STATED PROBLEM >>
Reproduce the entries below in full, word for word.

-- start STORED DATA --

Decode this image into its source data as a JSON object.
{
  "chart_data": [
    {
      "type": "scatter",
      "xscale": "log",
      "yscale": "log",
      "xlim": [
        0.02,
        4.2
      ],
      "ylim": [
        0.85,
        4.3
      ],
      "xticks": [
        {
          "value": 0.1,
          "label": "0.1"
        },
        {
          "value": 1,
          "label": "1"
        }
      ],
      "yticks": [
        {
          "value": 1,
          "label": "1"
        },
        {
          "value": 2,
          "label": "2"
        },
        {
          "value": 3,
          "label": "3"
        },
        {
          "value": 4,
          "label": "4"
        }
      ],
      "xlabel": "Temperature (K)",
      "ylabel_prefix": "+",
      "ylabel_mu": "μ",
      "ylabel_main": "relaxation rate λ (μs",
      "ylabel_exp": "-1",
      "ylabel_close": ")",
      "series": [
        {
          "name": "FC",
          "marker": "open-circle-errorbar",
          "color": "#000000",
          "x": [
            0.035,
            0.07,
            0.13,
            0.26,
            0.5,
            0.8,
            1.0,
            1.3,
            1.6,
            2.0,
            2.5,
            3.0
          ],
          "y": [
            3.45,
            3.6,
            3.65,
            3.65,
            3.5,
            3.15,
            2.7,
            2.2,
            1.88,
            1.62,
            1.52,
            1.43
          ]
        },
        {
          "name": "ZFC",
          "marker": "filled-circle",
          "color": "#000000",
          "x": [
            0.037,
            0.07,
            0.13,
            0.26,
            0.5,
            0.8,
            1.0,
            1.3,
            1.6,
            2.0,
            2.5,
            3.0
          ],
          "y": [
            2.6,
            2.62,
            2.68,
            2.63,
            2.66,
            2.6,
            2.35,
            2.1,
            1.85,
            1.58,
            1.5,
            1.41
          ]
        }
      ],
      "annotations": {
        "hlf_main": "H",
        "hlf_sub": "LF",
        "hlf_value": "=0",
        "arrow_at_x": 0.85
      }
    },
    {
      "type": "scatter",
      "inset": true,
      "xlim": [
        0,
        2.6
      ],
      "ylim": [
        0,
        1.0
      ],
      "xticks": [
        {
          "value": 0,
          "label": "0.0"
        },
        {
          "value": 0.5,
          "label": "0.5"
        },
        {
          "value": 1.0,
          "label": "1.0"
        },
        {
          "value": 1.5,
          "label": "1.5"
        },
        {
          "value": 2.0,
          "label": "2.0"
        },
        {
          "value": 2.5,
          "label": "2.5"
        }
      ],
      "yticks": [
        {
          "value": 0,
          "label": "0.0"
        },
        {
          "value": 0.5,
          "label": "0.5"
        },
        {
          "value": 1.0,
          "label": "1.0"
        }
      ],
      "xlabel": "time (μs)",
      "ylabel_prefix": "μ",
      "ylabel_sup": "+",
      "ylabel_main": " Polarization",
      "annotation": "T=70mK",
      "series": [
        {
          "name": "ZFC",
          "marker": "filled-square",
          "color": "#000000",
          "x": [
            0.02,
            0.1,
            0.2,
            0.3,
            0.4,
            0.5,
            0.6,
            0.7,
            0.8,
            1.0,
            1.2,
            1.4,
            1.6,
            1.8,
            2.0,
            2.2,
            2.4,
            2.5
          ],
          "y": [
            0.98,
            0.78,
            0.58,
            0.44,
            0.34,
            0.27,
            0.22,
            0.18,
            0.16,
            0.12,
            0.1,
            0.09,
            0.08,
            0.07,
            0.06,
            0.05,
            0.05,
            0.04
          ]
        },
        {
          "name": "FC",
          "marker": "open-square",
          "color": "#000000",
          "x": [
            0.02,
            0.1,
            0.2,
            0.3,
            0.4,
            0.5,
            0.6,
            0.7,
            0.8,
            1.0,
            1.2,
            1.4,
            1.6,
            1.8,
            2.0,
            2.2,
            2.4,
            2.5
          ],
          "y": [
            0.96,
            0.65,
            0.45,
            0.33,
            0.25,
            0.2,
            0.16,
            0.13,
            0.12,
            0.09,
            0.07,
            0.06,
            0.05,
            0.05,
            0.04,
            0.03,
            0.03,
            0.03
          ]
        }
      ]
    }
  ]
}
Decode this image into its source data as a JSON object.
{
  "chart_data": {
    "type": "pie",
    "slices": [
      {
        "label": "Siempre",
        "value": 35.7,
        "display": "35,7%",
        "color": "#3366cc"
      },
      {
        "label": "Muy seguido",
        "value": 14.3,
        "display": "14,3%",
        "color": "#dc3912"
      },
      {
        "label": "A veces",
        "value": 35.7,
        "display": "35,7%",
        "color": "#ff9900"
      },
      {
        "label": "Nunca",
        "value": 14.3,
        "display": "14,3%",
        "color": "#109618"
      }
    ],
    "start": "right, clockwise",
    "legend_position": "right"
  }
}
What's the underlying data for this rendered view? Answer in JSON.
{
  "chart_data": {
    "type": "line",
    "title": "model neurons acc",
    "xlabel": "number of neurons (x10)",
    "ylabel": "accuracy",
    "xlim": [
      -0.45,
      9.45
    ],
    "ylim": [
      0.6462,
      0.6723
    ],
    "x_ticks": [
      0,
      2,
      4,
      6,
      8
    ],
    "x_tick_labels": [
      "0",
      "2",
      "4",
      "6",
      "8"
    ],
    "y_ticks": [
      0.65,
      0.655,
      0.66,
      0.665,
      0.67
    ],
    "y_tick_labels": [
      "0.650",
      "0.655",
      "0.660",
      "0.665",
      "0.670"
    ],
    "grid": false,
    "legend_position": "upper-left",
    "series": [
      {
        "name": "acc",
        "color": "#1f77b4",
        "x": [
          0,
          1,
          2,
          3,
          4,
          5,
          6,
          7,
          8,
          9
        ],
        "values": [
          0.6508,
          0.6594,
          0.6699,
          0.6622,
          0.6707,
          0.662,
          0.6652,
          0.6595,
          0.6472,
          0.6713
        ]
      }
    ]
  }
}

-- end STORED DATA --

COMPLETED EXERCISE >>
Decode this image into its source data as a JSON object.
{
  "chart_data": [
    {
      "type": "scatter",
      "xscale": "log",
      "yscale": "log",
      "xlim": [
        0.02,
        4.2
      ],
      "ylim": [
        0.85,
        4.3
      ],
      "xticks": [
        {
          "value": 0.1,
          "label": "0.1"
        },
        {
          "value": 1,
          "label": "1"
        }
      ],
      "yticks": [
        {
          "value": 1,
          "label": "1"
        },
        {
          "value": 2,
          "label": "2"
        },
        {
          "value": 3,
          "label": "3"
        },
        {
          "value": 4,
          "label": "4"
        }
      ],
      "xlabel": "Temperature (K)",
      "ylabel_prefix": "+",
      "ylabel_mu": "μ",
      "ylabel_main": "relaxation rate λ (μs",
      "ylabel_exp": "-1",
      "ylabel_close": ")",
      "series": [
        {
          "name": "FC",
          "marker": "open-circle-errorbar",
          "color": "#000000",
          "x": [
            0.035,
            0.07,
            0.13,
            0.26,
            0.5,
            0.8,
            1.0,
            1.3,
            1.6,
            2.0,
            2.5,
            3.0
          ],
          "y": [
            3.45,
            3.6,
            3.65,
            3.65,
            3.5,
            3.15,
            2.7,
            2.2,
            1.88,
            1.62,
            1.52,
            1.43
          ]
        },
        {
          "name": "ZFC",
          "marker": "filled-circle",
          "color": "#000000",
          "x": [
            0.037,
            0.07,
            0.13,
            0.26,
            0.5,
            0.8,
            1.0,
            1.3,
            1.6,
            2.0,
            2.5,
            3.0
          ],
          "y": [
            2.6,
            2.62,
            2.68,
            2.63,
            2.66,
            2.6,
            2.35,
            2.1,
            1.85,
            1.58,
            1.5,
            1.41
          ]
        }
      ],
      "annotations": {
        "hlf_main": "H",
        "hlf_sub": "LF",
        "hlf_value": "=0",
        "arrow_at_x": 0.85
      }
    },
    {
      "type": "scatter",
      "inset": true,
      "xlim": [
        0,
        2.6
      ],
      "ylim": [
        0,
        1.0
      ],
      "xticks": [
        {
          "value": 0,
          "label": "0.0"
        },
        {
          "value": 0.5,
          "label": "0.5"
        },
        {
          "value": 1.0,
          "label": "1.0"
        },
        {
          "value": 1.5,
          "label": "1.5"
        },
        {
          "value": 2.0,
          "label": "2.0"
        },
        {
          "value": 2.5,
          "label": "2.5"
        }
      ],
      "yticks": [
        {
          "value": 0,
          "label": "0.0"
        },
        {
          "value": 0.5,
          "label": "0.5"
        },
        {
          "value": 1.0,
          "label": "1.0"
        }
      ],
      "xlabel": "time (μs)",
      "ylabel_prefix": "μ",
      "ylabel_sup": "+",
      "ylabel_main": " Polarization",
      "annotation": "T=70mK",
      "series": [
        {
          "name": "ZFC",
          "marker": "filled-square",
          "color": "#000000",
          "x": [
            0.02,
            0.1,
            0.2,
            0.3,
            0.4,
            0.5,
            0.6,
            0.7,
            0.8,
            1.0,
            1.2,
            1.4,
            1.6,
            1.8,
            2.0,
            2.2,
            2.4,
            2.5
          ],
          "y": [
            0.98,
            0.78,
            0.58,
            0.44,
            0.34,
            0.27,
            0.22,
            0.18,
            0.16,
            0.12,
            0.1,
            0.09,
            0.08,
            0.07,
            0.06,
            0.05,
            0.05,
            0.04
          ]
        },
        {
          "name": "FC",
          "marker": "open-square",
          "color": "#000000",
          "x": [
            0.02,
            0.1,
            0.2,
            0.3,
            0.4,
            0.5,
            0.6,
            0.7,
            0.8,
            1.0,
            1.2,
            1.4,
            1.6,
            1.8,
            2.0,
            2.2,
            2.4,
            2.5
          ],
          "y": [
            0.96,
            0.65,
            0.45,
            0.33,
            0.25,
            0.2,
            0.16,
            0.13,
            0.12,
            0.09,
            0.07,
            0.06,
            0.05,
            0.05,
            0.04,
            0.03,
            0.03,
            0.03
          ]
        }
      ]
    }
  ]
}
Decode this image into its source data as a JSON object.
{
  "chart_data": {
    "type": "pie",
    "slices": [
      {
        "label": "Siempre",
        "value": 35.7,
        "display": "35,7%",
        "color": "#3366cc"
      },
      {
        "label": "Muy seguido",
        "value": 14.3,
        "display": "14,3%",
        "color": "#dc3912"
      },
      {
        "label": "A veces",
        "value": 35.7,
        "display": "35,7%",
        "color": "#ff9900"
      },
      {
        "label": "Nunca",
        "value": 14.3,
        "display": "14,3%",
        "color": "#109618"
      }
    ],
    "start": "right, clockwise",
    "legend_position": "right"
  }
}
What's the underlying data for this rendered view? Answer in JSON.
{
  "chart_data": {
    "type": "line",
    "title": "model neurons acc",
    "xlabel": "number of neurons (x10)",
    "ylabel": "accuracy",
    "xlim": [
      -0.45,
      9.45
    ],
    "ylim": [
      0.6462,
      0.6723
    ],
    "x_ticks": [
      0,
      2,
      4,
      6,
      8
    ],
    "x_tick_labels": [
      "0",
      "2",
      "4",
      "6",
      "8"
    ],
    "y_ticks": [
      0.65,
      0.655,
      0.66,
      0.665,
      0.67
    ],
    "y_tick_labels": [
      "0.650",
      "0.655",
      "0.660",
      "0.665",
      "0.670"
    ],
    "grid": false,
    "legend_position": "upper-left",
    "series": [
      {
        "name": "acc",
        "color": "#1f77b4",
        "x": [
          0,
          1,
          2,
          3,
          4,
          5,
          6,
          7,
          8,
          9
        ],
        "values": [
          0.6508,
          0.6594,
          0.6699,
          0.6622,
          0.6707,
          0.662,
          0.6652,
          0.6595,
          0.6472,
          0.6713
        ]
      }
    ]
  }
}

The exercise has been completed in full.